[Work instructions]
Give the count of lines in the data that include "riferita", with no other words.

(Entries taken from a collection)
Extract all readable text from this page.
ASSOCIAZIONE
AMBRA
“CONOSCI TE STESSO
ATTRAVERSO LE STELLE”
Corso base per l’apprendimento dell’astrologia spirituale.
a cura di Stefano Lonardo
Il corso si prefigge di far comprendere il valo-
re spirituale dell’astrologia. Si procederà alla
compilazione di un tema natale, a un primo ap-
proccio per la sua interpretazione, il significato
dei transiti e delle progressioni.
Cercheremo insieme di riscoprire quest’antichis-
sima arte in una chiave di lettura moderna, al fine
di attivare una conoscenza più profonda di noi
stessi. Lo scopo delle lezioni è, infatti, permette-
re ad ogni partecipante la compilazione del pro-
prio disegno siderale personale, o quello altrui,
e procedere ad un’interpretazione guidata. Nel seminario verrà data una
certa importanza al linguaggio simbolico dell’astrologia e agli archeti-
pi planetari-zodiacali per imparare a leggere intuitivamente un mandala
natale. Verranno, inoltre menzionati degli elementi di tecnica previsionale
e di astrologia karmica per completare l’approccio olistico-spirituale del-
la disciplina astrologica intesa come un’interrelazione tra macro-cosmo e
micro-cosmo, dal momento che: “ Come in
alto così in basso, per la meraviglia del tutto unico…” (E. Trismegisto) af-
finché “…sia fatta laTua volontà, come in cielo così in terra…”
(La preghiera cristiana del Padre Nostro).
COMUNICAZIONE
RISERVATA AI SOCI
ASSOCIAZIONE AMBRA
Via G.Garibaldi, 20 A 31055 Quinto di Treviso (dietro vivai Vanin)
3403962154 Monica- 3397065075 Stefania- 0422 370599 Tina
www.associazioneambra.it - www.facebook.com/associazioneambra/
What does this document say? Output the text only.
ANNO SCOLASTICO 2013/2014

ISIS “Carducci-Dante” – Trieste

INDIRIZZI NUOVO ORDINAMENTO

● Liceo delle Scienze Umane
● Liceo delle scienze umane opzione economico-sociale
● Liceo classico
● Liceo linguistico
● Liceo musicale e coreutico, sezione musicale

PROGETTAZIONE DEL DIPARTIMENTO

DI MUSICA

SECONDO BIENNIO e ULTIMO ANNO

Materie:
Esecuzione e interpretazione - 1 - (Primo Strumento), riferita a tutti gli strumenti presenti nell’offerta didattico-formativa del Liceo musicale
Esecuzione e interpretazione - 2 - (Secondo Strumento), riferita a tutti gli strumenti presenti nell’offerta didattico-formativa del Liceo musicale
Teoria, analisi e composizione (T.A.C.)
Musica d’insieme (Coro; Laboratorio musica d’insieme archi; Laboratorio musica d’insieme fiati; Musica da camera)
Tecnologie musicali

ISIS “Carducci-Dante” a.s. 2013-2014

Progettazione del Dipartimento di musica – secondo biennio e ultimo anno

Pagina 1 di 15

[Result]
2